▶ _Goal of the exercise_
Each line below must be set down exactly; omit any image you find.

◇ ◇ ◇ ◇

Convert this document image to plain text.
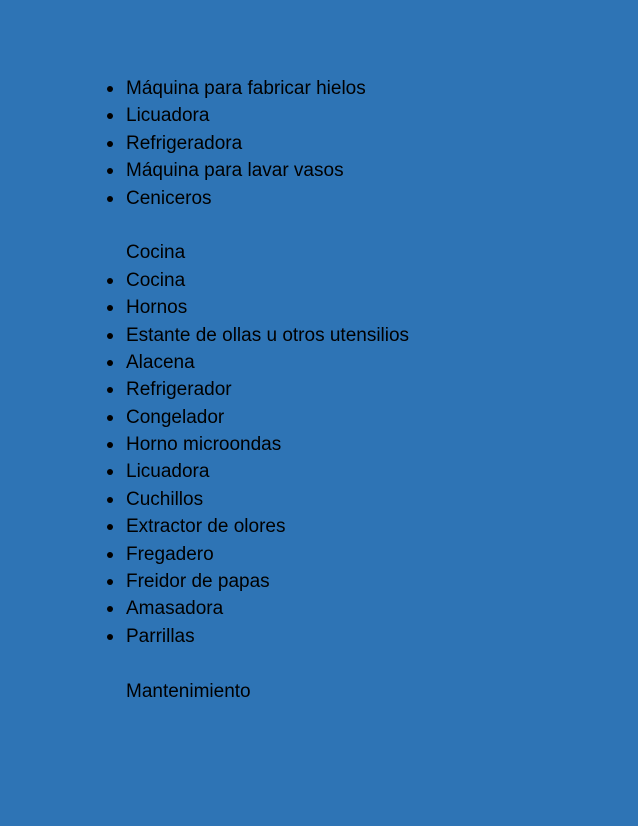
Máquina para fabricar hielos
Licuadora
Refrigeradora
Máquina para lavar vasos
Ceniceros
Cocina
Cocina
Hornos
Estante de ollas u otros utensilios
Alacena
Refrigerador
Congelador
Horno microondas
Licuadora
Cuchillos
Extractor de olores
Fregadero
Freidor de papas
Amasadora
Parrillas
Mantenimiento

◇ ◇ ◇ ◇

▶ _Exercise result_
Convert this document image to plain text.
Máquina para fabricar hielos
Licuadora
Refrigeradora
Máquina para lavar vasos
Ceniceros
Cocina
Cocina
Hornos
Estante de ollas u otros utensilios
Alacena
Refrigerador
Congelador
Horno microondas
Licuadora
Cuchillos
Extractor de olores
Fregadero
Freidor de papas
Amasadora
Parrillas
Mantenimiento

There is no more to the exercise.